--- Start of Data ---

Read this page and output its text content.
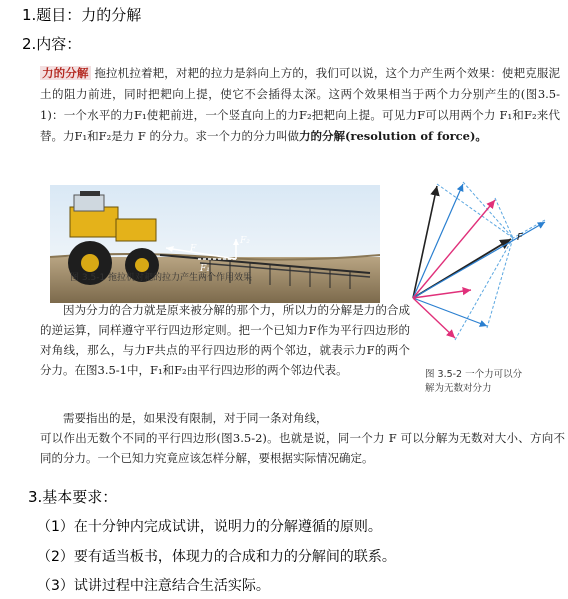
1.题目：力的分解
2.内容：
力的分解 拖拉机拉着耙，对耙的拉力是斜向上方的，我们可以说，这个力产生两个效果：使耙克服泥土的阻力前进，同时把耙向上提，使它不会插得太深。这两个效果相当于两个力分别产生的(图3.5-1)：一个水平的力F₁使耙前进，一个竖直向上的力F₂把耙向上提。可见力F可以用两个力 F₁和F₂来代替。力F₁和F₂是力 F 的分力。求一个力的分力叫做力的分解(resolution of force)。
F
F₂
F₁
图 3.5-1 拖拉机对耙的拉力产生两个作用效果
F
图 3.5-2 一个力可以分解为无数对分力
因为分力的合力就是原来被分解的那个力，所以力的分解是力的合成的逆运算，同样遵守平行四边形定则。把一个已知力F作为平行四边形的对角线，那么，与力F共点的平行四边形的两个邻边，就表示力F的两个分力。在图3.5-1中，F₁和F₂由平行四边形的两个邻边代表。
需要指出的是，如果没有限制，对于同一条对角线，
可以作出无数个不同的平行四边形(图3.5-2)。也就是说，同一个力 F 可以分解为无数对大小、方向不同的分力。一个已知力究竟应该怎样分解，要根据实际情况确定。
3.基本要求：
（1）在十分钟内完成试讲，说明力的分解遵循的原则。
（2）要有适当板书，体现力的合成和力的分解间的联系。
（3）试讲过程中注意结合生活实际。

--- End of Data ---
--- Start of Data ---

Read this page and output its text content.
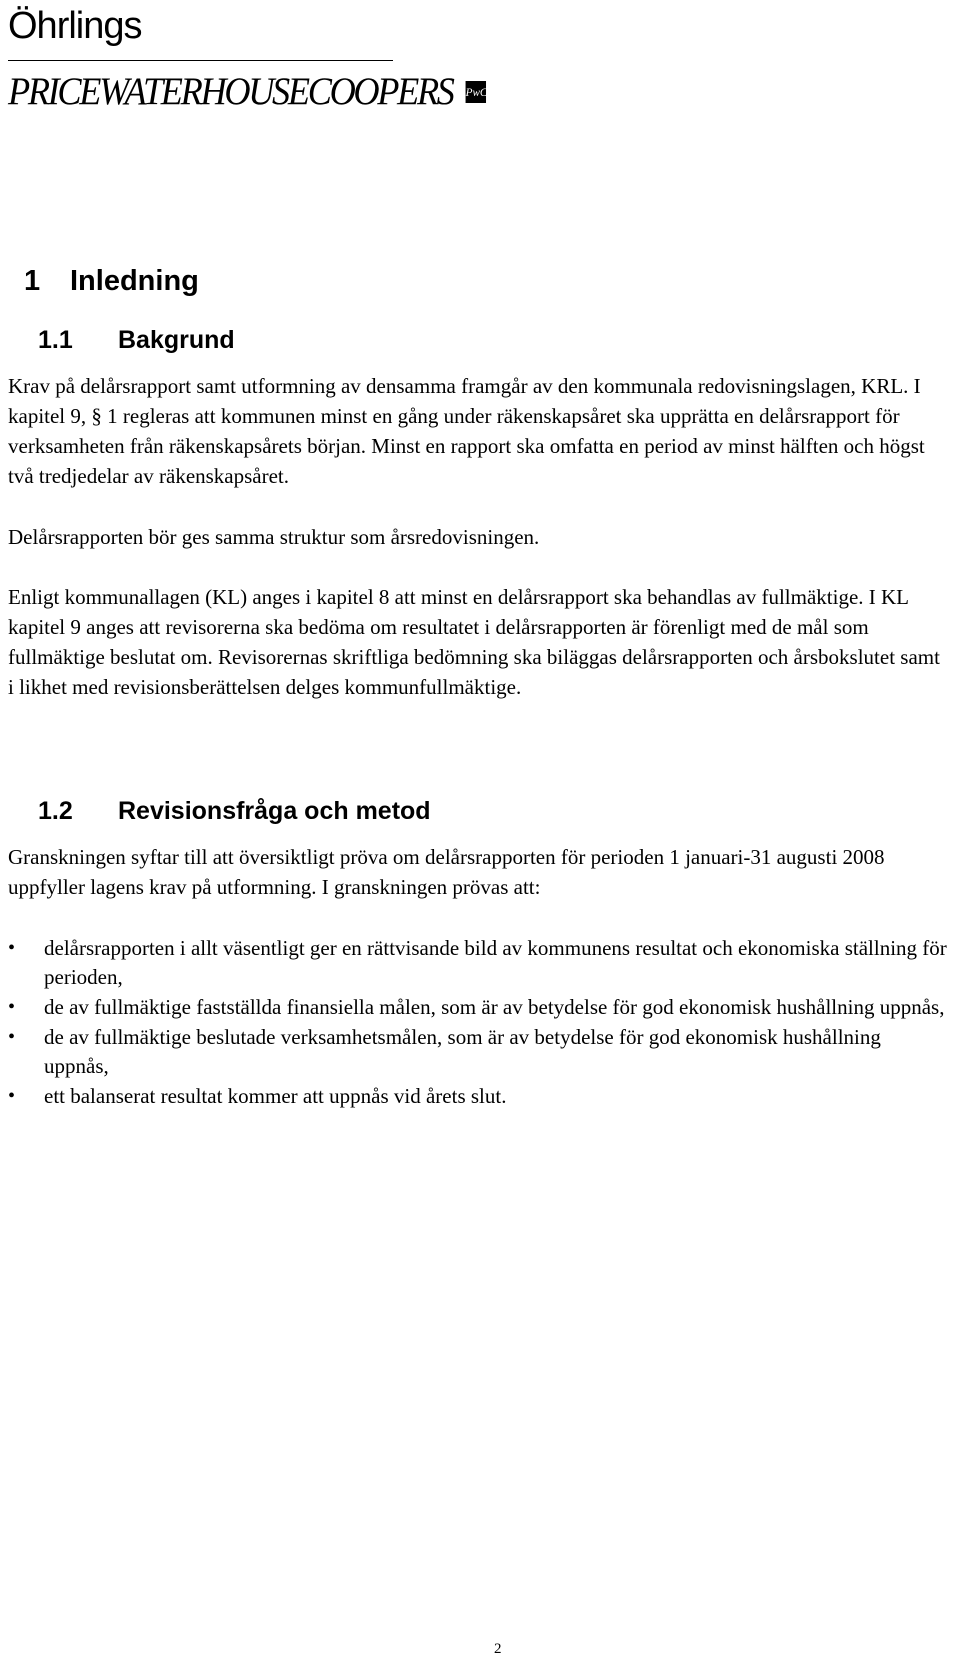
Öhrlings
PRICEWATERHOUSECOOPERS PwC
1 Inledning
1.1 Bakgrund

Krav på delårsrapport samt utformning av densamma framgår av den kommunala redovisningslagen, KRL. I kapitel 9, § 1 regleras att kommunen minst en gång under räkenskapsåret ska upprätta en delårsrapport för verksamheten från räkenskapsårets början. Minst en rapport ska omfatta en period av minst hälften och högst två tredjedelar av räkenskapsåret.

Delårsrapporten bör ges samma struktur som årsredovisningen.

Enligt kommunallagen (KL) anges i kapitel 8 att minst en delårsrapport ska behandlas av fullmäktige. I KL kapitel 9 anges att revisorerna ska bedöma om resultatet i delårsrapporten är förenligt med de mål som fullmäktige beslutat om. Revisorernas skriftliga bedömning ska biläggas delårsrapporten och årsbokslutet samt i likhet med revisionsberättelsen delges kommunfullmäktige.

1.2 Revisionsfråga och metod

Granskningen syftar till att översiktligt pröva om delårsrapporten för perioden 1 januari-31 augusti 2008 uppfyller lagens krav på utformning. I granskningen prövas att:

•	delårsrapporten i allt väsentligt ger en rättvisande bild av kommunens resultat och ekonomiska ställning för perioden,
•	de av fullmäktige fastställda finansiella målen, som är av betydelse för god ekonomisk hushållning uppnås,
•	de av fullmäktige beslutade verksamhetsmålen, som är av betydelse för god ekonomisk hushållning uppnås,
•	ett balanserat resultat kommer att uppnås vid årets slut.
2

--- End of Data ---

▶ [Written exercise]:
The string "fullmäktige" may appear in lines of the listing above; tally those lines and give the number only.

▶ [Answer to this exercise]:
3